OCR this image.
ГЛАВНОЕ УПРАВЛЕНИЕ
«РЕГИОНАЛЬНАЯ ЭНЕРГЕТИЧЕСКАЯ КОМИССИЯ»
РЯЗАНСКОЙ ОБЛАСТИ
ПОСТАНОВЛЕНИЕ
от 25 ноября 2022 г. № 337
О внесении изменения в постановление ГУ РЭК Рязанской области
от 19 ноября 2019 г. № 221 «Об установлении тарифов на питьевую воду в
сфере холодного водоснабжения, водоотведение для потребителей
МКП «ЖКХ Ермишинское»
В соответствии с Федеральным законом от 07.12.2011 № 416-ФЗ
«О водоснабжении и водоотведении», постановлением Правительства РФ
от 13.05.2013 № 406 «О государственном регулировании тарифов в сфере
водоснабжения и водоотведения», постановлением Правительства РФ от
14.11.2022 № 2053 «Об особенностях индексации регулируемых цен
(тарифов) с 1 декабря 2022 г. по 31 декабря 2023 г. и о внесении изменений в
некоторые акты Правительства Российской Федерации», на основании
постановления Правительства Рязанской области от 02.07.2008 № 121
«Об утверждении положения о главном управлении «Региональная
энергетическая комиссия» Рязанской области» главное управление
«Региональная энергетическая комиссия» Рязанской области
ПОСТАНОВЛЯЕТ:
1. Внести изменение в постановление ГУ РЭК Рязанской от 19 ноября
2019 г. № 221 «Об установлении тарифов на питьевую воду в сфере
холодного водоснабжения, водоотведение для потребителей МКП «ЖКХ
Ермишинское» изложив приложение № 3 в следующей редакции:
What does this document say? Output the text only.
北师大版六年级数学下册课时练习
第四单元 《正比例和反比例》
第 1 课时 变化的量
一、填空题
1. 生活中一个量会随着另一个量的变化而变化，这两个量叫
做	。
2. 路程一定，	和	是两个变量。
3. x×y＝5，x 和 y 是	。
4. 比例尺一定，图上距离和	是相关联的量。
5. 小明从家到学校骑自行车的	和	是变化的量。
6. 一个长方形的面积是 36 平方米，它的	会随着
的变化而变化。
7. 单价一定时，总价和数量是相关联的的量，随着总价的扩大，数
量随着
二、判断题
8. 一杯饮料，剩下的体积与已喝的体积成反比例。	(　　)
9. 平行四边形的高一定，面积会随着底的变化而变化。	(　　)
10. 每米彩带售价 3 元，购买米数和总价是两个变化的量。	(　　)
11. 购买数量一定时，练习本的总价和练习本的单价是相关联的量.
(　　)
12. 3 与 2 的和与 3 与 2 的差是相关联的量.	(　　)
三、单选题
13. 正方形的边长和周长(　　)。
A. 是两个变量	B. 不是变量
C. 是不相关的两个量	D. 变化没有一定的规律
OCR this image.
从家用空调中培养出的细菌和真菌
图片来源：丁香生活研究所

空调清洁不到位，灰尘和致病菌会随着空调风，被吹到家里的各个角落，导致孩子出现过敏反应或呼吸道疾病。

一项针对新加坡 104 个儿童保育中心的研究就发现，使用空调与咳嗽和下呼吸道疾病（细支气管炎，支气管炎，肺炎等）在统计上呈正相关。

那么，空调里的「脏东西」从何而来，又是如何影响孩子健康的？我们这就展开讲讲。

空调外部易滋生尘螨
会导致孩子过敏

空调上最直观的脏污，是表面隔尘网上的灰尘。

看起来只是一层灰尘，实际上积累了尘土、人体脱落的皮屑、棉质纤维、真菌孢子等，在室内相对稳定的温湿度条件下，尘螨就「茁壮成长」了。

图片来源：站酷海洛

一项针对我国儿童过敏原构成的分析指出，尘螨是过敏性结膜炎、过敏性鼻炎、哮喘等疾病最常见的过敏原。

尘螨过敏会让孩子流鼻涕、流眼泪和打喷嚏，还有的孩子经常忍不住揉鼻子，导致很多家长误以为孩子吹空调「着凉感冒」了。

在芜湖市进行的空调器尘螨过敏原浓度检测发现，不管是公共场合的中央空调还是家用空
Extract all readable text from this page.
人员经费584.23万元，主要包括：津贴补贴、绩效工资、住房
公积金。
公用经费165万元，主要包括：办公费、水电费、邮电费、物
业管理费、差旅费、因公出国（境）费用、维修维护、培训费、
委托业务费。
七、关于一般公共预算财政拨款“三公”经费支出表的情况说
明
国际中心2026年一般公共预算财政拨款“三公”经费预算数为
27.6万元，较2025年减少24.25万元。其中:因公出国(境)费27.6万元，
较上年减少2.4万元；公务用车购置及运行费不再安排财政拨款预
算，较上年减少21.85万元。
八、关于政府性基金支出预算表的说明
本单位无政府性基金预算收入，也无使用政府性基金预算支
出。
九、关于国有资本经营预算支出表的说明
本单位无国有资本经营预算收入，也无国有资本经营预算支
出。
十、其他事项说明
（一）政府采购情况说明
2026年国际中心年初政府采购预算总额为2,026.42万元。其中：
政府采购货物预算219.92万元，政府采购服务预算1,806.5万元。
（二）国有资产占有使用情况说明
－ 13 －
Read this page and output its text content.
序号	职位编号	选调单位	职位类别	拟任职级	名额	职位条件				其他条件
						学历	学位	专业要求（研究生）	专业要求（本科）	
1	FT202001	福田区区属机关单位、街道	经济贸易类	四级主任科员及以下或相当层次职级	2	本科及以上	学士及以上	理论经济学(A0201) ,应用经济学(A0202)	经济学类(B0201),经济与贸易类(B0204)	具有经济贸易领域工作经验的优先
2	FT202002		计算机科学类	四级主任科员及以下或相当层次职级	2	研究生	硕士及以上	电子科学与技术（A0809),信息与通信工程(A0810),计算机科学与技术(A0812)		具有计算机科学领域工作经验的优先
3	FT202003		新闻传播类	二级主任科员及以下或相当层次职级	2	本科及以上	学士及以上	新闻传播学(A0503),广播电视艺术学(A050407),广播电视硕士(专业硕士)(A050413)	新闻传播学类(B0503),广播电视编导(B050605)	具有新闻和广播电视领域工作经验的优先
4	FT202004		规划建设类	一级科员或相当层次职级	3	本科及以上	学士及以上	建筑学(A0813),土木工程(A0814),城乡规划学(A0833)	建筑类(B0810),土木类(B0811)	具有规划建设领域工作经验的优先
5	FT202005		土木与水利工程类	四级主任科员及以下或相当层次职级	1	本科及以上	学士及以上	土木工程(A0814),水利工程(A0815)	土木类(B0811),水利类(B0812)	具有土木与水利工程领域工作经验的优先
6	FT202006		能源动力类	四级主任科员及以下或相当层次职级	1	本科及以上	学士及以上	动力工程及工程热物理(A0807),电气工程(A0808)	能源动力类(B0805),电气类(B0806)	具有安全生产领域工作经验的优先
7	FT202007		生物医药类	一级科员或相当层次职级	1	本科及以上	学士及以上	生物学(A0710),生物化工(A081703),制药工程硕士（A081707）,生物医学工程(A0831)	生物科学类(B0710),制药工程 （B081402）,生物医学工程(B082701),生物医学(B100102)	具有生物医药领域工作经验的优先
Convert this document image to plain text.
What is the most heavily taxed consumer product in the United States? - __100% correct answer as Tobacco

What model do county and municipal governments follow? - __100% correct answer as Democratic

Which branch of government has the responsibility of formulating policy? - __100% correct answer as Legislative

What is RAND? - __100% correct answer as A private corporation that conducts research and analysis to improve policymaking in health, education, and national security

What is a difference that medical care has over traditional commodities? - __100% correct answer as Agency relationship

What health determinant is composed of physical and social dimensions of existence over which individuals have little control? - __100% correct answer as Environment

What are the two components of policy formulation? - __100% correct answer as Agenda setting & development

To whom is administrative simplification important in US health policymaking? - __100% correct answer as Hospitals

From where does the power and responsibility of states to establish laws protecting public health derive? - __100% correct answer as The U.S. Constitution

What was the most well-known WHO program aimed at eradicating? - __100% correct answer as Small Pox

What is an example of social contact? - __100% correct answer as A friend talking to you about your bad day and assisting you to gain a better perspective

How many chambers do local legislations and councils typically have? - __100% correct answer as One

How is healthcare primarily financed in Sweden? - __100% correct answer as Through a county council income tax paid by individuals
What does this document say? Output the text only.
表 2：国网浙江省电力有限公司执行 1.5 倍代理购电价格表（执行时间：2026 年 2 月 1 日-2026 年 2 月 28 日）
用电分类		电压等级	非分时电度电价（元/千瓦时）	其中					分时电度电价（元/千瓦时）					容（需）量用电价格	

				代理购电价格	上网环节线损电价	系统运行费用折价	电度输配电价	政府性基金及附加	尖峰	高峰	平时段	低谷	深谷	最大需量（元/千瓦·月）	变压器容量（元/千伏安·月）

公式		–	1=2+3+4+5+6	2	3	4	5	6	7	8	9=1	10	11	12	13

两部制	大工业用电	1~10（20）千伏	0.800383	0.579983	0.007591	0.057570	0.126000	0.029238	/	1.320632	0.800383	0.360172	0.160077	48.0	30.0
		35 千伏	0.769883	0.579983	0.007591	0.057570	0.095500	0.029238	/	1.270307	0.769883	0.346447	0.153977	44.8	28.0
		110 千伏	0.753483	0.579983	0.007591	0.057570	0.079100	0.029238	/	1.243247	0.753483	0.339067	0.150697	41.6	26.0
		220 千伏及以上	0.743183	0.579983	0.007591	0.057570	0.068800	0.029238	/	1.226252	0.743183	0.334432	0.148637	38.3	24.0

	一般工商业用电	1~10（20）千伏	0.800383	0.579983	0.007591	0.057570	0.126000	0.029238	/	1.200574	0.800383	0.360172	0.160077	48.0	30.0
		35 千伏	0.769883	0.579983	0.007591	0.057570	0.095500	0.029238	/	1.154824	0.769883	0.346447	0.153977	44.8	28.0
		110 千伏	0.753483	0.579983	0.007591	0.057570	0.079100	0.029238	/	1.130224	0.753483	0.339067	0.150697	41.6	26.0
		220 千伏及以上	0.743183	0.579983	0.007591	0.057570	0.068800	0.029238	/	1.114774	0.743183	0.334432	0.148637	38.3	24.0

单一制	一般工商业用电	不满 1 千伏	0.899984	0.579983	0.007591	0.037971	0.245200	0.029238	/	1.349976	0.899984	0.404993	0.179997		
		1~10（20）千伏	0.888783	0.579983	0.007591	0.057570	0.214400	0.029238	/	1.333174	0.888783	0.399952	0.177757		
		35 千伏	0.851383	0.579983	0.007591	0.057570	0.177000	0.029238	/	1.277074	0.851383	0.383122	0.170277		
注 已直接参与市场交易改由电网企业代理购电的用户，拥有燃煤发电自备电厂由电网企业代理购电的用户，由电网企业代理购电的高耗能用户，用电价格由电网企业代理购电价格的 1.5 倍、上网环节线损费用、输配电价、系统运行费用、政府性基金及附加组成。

-- -- --

Written instruction
Copy out every line of the listing that contains the string "потребителей".

Answer for the task
сфере холодного водоснабжения, водоотведение для потребителей
холодного водоснабжения, водоотведение для потребителей МКП «ЖКХ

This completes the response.